_What you need to do_
Write the listing below out again exactly, dropping the images.
══ Provided entries ══
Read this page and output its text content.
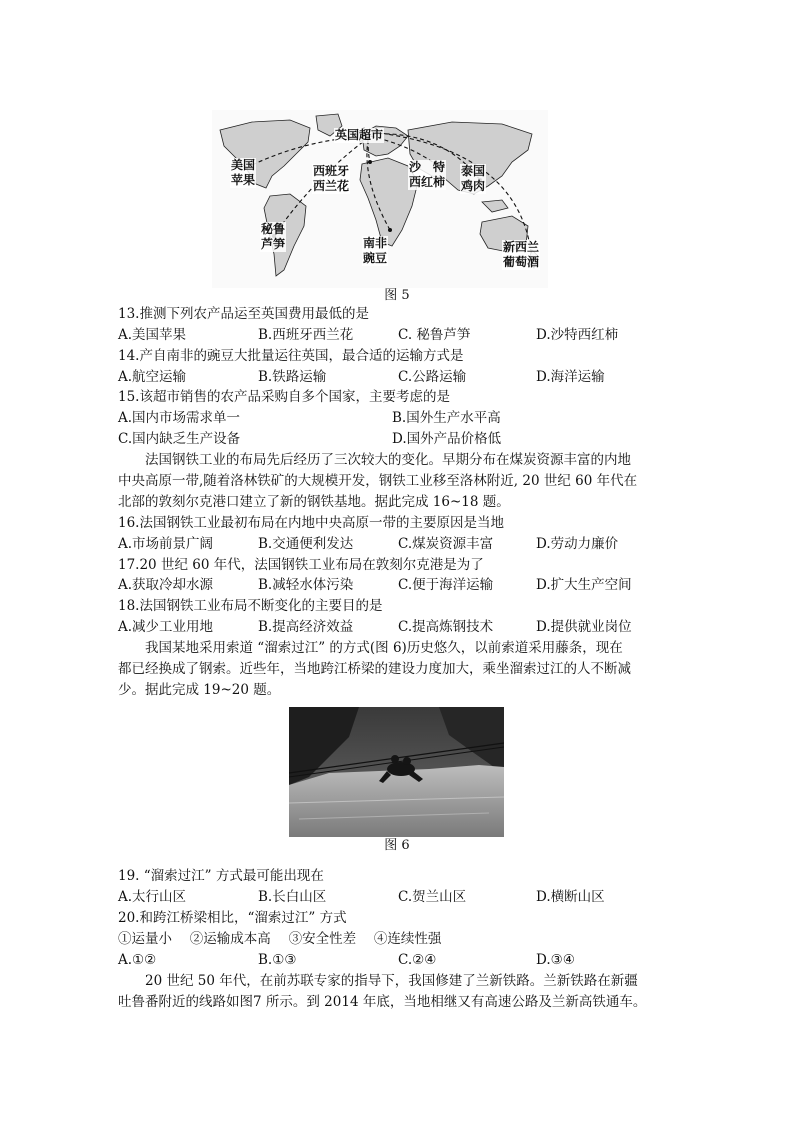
英国超市
美国
苹果
西班牙
西兰花
沙　特
西红柿
泰国
鸡肉
秘鲁
芦笋	南非
豌豆
新西兰
葡萄酒
图 5
13.推测下列农产品运至英国费用最低的是
A.美国苹果	B.西班牙西兰花	C. 秘鲁芦笋	D.沙特西红柿
14.产自南非的豌豆大批量运往英国，最合适的运输方式是
A.航空运输	B.铁路运输	C.公路运输	D.海洋运输
15.该超市销售的农产品采购自多个国家，主要考虑的是
A.国内市场需求单一	B.国外生产水平高
C.国内缺乏生产设备	D.国外产品价格低
法国钢铁工业的布局先后经历了三次较大的变化。早期分布在煤炭资源丰富的内地
中央高原一带,随着洛林铁矿的大规模开发，钢铁工业移至洛林附近, 20 世纪 60 年代在
北部的敦刻尔克港口建立了新的钢铁基地。据此完成 16~18 题。
16.法国钢铁工业最初布局在内地中央高原一带的主要原因是当地
A.市场前景广阔	B.交通便利发达	C.煤炭资源丰富	D.劳动力廉价
17.20 世纪 60 年代，法国钢铁工业布局在敦刻尔克港是为了
A.获取冷却水源	B.减轻水体污染	C.便于海洋运输	D.扩大生产空间
18.法国钢铁工业布局不断变化的主要目的是
A.减少工业用地	B.提高经济效益	C.提高炼钢技术	D.提供就业岗位
我国某地采用索道 “溜索过江” 的方式(图 6)历史悠久，以前索道采用藤条，现在
都已经换成了钢索。近些年，当地跨江桥梁的建设力度加大，乘坐溜索过江的人不断减
少。据此完成 19~20 题。
图 6
19. “溜索过江” 方式最可能出现在
A.太行山区	B.长白山区	C.贺兰山区	D.横断山区
20.和跨江桥梁相比，“溜索过江” 方式
①运量小　 ②运输成本高　 ③安全性差　 ④连续性强
A.①②	B.①③	C.②④	D.③④
20 世纪 50 年代，在前苏联专家的指导下，我国修建了兰新铁路。兰新铁路在新疆
吐鲁番附近的线路如图7 所示。到 2014 年底，当地相继又有高速公路及兰新高铁通车。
═══
_The output_
Read this page and output its text content.
英国超市
美国
苹果
西班牙
西兰花
沙　特
西红柿
泰国
鸡肉
秘鲁
芦笋	南非
豌豆
新西兰
葡萄酒
图 5
13.推测下列农产品运至英国费用最低的是
A.美国苹果	B.西班牙西兰花	C. 秘鲁芦笋	D.沙特西红柿
14.产自南非的豌豆大批量运往英国，最合适的运输方式是
A.航空运输	B.铁路运输	C.公路运输	D.海洋运输
15.该超市销售的农产品采购自多个国家，主要考虑的是
A.国内市场需求单一	B.国外生产水平高
C.国内缺乏生产设备	D.国外产品价格低
法国钢铁工业的布局先后经历了三次较大的变化。早期分布在煤炭资源丰富的内地
中央高原一带,随着洛林铁矿的大规模开发，钢铁工业移至洛林附近, 20 世纪 60 年代在
北部的敦刻尔克港口建立了新的钢铁基地。据此完成 16~18 题。
16.法国钢铁工业最初布局在内地中央高原一带的主要原因是当地
A.市场前景广阔	B.交通便利发达	C.煤炭资源丰富	D.劳动力廉价
17.20 世纪 60 年代，法国钢铁工业布局在敦刻尔克港是为了
A.获取冷却水源	B.减轻水体污染	C.便于海洋运输	D.扩大生产空间
18.法国钢铁工业布局不断变化的主要目的是
A.减少工业用地	B.提高经济效益	C.提高炼钢技术	D.提供就业岗位
我国某地采用索道 “溜索过江” 的方式(图 6)历史悠久，以前索道采用藤条，现在
都已经换成了钢索。近些年，当地跨江桥梁的建设力度加大，乘坐溜索过江的人不断减
少。据此完成 19~20 题。
图 6
19. “溜索过江” 方式最可能出现在
A.太行山区	B.长白山区	C.贺兰山区	D.横断山区
20.和跨江桥梁相比，“溜索过江” 方式
①运量小　 ②运输成本高　 ③安全性差　 ④连续性强
A.①②	B.①③	C.②④	D.③④
20 世纪 50 年代，在前苏联专家的指导下，我国修建了兰新铁路。兰新铁路在新疆
吐鲁番附近的线路如图7 所示。到 2014 年底，当地相继又有高速公路及兰新高铁通车。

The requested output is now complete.